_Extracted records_
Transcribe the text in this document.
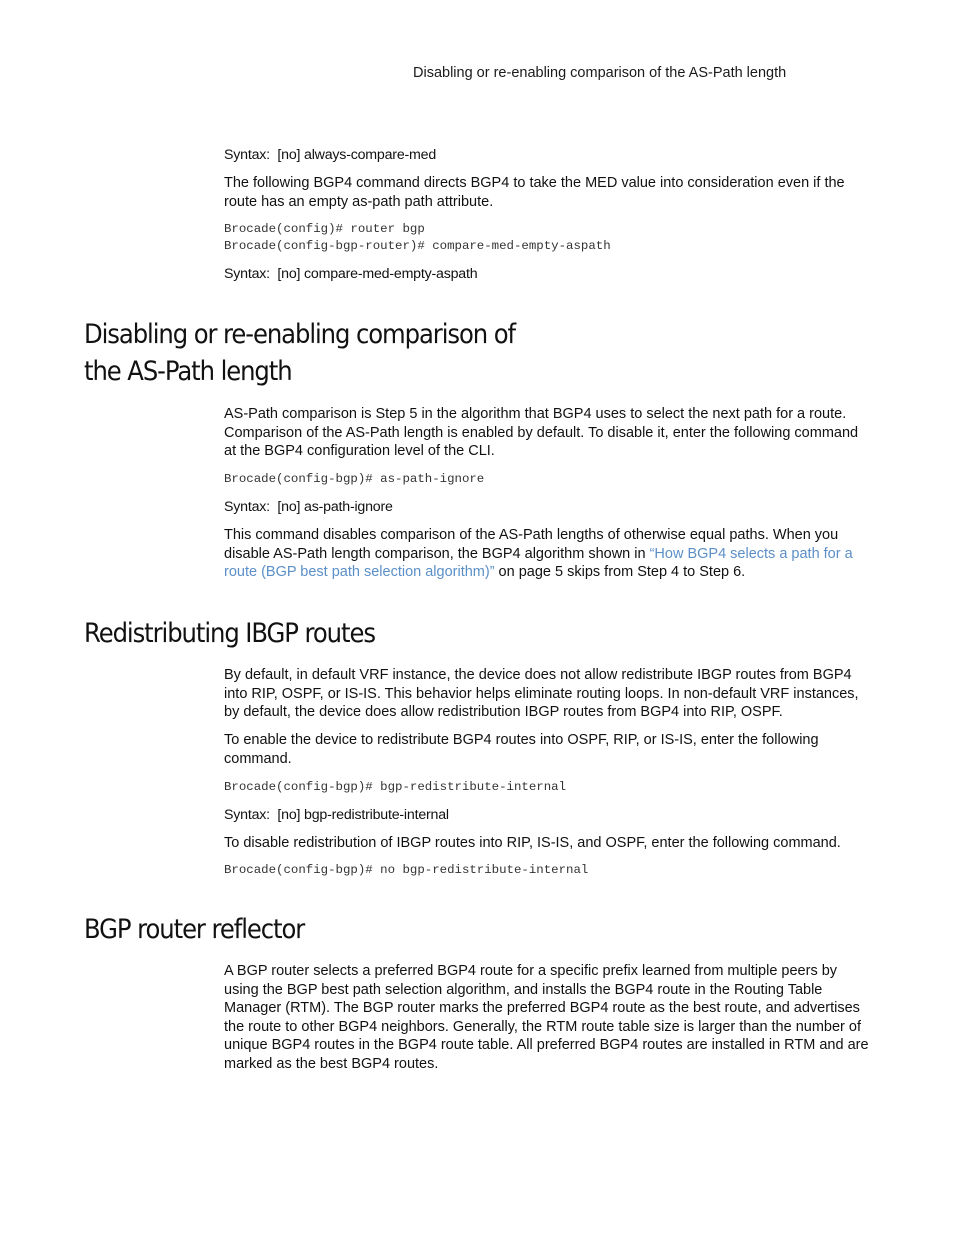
Disabling or re-enabling comparison of the AS-Path length
Syntax: [no] always-compare-med

The following BGP4 command directs BGP4 to take the MED value into consideration even if the route has an empty as-path path attribute.

Brocade(config)# router bgp
Brocade(config-bgp-router)# compare-med-empty-aspath
Syntax: [no] compare-med-empty-aspath

AS-Path comparison is Step 5 in the algorithm that BGP4 uses to select the next path for a route. Comparison of the AS-Path length is enabled by default. To disable it, enter the following command at the BGP4 configuration level of the CLI.

Brocade(config-bgp)# as-path-ignore
Syntax: [no] as-path-ignore

This command disables comparison of the AS-Path lengths of otherwise equal paths. When you disable AS-Path length comparison, the BGP4 algorithm shown in “How BGP4 selects a path for a route (BGP best path selection algorithm)” on page 5 skips from Step 4 to Step 6.

By default, in default VRF instance, the device does not allow redistribute IBGP routes from BGP4 into RIP, OSPF, or IS-IS. This behavior helps eliminate routing loops. In non-default VRF instances, by default, the device does allow redistribution IBGP routes from BGP4 into RIP, OSPF.

To enable the device to redistribute BGP4 routes into OSPF, RIP, or IS-IS, enter the following command.

Brocade(config-bgp)# bgp-redistribute-internal
Syntax: [no] bgp-redistribute-internal

To disable redistribution of IBGP routes into RIP, IS-IS, and OSPF, enter the following command.

Brocade(config-bgp)# no bgp-redistribute-internal

A BGP router selects a preferred BGP4 route for a specific prefix learned from multiple peers by using the BGP best path selection algorithm, and installs the BGP4 route in the Routing Table Manager (RTM). The BGP router marks the preferred BGP4 route as the best route, and advertises the route to other BGP4 neighbors. Generally, the RTM route table size is larger than the number of unique BGP4 routes in the BGP4 route table. All preferred BGP4 routes are installed in RTM and are marked as the best BGP4 routes.

Disabling or re-enabling comparison of
the AS-Path length
Redistributing IBGP routes
BGP router reflector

_Stated goal_
Without including any pictures, output all the entries above exactly.

_Written answer_
Transcribe the text in this document.
Disabling or re-enabling comparison of the AS-Path length
Syntax: [no] always-compare-med

The following BGP4 command directs BGP4 to take the MED value into consideration even if the route has an empty as-path path attribute.

Brocade(config)# router bgp
Brocade(config-bgp-router)# compare-med-empty-aspath
Syntax: [no] compare-med-empty-aspath

AS-Path comparison is Step 5 in the algorithm that BGP4 uses to select the next path for a route. Comparison of the AS-Path length is enabled by default. To disable it, enter the following command at the BGP4 configuration level of the CLI.

Brocade(config-bgp)# as-path-ignore
Syntax: [no] as-path-ignore

This command disables comparison of the AS-Path lengths of otherwise equal paths. When you disable AS-Path length comparison, the BGP4 algorithm shown in “How BGP4 selects a path for a route (BGP best path selection algorithm)” on page 5 skips from Step 4 to Step 6.

By default, in default VRF instance, the device does not allow redistribute IBGP routes from BGP4 into RIP, OSPF, or IS-IS. This behavior helps eliminate routing loops. In non-default VRF instances, by default, the device does allow redistribution IBGP routes from BGP4 into RIP, OSPF.

To enable the device to redistribute BGP4 routes into OSPF, RIP, or IS-IS, enter the following command.

Brocade(config-bgp)# bgp-redistribute-internal
Syntax: [no] bgp-redistribute-internal

To disable redistribution of IBGP routes into RIP, IS-IS, and OSPF, enter the following command.

Brocade(config-bgp)# no bgp-redistribute-internal

A BGP router selects a preferred BGP4 route for a specific prefix learned from multiple peers by using the BGP best path selection algorithm, and installs the BGP4 route in the Routing Table Manager (RTM). The BGP router marks the preferred BGP4 route as the best route, and advertises the route to other BGP4 neighbors. Generally, the RTM route table size is larger than the number of unique BGP4 routes in the BGP4 route table. All preferred BGP4 routes are installed in RTM and are marked as the best BGP4 routes.

Disabling or re-enabling comparison of
the AS-Path length
Redistributing IBGP routes
BGP router reflector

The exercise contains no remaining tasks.